- _EXTRACTED INFORMATION_:
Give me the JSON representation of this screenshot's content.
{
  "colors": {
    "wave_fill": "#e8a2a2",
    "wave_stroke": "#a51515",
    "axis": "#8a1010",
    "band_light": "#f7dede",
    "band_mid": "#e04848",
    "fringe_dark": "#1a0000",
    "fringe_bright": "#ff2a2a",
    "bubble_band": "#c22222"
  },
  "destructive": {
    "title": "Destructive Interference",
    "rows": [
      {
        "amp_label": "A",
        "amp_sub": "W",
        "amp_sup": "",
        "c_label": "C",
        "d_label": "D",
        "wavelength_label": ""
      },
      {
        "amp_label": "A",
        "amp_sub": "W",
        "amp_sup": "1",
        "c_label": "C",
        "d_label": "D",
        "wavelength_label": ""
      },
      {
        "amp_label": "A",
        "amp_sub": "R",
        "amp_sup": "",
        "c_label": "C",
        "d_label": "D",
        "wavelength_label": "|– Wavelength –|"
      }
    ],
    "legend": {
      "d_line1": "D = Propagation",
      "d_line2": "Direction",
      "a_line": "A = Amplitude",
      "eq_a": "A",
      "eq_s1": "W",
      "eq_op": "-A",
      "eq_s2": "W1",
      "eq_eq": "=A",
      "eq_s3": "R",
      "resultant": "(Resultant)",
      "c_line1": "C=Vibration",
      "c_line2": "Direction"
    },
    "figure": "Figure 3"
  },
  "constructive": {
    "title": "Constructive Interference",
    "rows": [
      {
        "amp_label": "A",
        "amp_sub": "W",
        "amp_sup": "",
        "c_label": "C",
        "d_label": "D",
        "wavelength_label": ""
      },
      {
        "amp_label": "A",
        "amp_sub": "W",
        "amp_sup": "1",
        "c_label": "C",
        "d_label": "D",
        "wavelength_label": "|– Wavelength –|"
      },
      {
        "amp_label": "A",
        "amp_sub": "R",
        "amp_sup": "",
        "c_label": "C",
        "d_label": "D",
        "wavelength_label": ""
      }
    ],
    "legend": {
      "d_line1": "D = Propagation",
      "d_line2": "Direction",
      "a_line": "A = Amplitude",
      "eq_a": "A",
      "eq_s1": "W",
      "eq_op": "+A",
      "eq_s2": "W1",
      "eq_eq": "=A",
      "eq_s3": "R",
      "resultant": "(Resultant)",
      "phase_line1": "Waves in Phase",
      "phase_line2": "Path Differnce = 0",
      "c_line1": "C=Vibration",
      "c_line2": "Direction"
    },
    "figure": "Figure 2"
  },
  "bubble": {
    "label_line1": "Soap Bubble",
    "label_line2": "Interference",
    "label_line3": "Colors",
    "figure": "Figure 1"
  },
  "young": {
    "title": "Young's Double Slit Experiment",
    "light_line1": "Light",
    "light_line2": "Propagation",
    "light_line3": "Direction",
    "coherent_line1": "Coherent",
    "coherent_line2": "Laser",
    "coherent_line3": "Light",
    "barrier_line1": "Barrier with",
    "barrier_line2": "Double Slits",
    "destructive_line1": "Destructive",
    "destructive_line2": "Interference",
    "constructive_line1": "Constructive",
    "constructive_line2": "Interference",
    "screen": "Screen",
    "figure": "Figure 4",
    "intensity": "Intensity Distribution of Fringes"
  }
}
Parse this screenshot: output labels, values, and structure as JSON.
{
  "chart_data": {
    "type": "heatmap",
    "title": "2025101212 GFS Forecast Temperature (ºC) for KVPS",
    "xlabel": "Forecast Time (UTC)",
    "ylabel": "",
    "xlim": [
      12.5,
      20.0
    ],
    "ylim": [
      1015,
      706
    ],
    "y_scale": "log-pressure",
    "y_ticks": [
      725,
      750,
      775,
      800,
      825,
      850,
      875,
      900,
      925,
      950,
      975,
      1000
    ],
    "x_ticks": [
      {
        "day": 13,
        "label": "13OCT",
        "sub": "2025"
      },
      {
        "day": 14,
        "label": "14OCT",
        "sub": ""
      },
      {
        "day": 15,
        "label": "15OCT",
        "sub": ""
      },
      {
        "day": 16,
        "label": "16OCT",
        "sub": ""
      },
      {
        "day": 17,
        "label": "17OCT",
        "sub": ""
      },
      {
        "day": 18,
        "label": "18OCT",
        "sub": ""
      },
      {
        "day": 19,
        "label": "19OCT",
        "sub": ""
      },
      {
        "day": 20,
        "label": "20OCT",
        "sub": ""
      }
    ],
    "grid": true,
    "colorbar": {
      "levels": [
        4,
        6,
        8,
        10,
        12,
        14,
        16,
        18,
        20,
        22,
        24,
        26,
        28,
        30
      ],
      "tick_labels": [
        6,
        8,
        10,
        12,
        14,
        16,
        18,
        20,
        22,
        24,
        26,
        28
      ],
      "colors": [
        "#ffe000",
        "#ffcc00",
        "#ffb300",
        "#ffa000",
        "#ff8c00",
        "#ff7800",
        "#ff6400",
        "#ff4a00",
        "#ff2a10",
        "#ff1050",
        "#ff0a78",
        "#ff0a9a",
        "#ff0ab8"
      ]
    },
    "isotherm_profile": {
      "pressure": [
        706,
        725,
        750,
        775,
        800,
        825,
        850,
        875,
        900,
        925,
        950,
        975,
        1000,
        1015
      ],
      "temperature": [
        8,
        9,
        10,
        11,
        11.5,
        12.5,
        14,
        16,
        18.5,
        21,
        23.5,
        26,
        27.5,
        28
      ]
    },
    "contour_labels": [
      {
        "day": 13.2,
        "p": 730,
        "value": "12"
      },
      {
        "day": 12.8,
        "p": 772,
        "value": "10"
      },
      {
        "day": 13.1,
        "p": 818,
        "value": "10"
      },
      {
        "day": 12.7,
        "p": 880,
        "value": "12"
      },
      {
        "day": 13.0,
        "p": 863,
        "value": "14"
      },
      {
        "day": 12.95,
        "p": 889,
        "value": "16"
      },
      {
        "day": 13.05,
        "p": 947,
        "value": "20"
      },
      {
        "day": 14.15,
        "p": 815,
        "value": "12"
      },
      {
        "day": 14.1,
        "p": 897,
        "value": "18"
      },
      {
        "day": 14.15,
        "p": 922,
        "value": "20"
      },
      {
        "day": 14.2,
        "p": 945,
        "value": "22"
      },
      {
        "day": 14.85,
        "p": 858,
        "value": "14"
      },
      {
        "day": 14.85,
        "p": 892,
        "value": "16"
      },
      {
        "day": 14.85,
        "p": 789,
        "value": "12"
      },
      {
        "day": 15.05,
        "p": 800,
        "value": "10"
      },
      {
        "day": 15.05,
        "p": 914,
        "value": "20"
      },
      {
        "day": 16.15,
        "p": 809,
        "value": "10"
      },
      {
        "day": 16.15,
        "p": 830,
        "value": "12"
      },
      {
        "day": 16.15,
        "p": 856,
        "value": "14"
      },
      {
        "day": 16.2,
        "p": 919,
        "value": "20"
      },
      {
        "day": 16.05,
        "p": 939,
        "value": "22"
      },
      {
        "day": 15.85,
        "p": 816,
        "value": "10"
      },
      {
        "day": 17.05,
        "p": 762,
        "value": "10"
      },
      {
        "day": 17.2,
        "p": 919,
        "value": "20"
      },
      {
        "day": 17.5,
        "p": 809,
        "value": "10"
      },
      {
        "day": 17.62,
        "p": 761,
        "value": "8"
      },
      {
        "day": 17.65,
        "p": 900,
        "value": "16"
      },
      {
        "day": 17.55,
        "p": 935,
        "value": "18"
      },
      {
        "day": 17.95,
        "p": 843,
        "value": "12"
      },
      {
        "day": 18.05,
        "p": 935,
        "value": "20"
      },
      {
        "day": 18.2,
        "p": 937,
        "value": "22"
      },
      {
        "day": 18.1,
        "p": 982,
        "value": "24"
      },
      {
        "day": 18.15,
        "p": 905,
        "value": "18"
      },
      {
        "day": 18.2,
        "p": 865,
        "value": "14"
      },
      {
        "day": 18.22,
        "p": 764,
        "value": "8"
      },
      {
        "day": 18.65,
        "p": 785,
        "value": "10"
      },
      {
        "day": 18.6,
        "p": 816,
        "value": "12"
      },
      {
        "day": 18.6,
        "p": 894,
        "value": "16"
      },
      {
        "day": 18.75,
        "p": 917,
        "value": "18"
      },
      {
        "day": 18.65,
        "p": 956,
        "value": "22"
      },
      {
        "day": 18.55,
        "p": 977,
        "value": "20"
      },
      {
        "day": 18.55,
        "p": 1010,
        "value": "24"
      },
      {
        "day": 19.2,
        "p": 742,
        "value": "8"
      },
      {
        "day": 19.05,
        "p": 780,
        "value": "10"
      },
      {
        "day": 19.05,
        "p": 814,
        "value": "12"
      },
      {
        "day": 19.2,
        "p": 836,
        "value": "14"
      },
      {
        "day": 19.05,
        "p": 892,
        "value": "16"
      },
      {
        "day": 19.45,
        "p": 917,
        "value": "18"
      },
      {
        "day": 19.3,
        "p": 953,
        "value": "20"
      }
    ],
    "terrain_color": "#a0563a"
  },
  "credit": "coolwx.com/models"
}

- _SHORT EXERCISE_: Looking at the material above, count the lines containing the string "Interference" and reply with the count alone.

- _RESULT FOR THIS TASK_: 5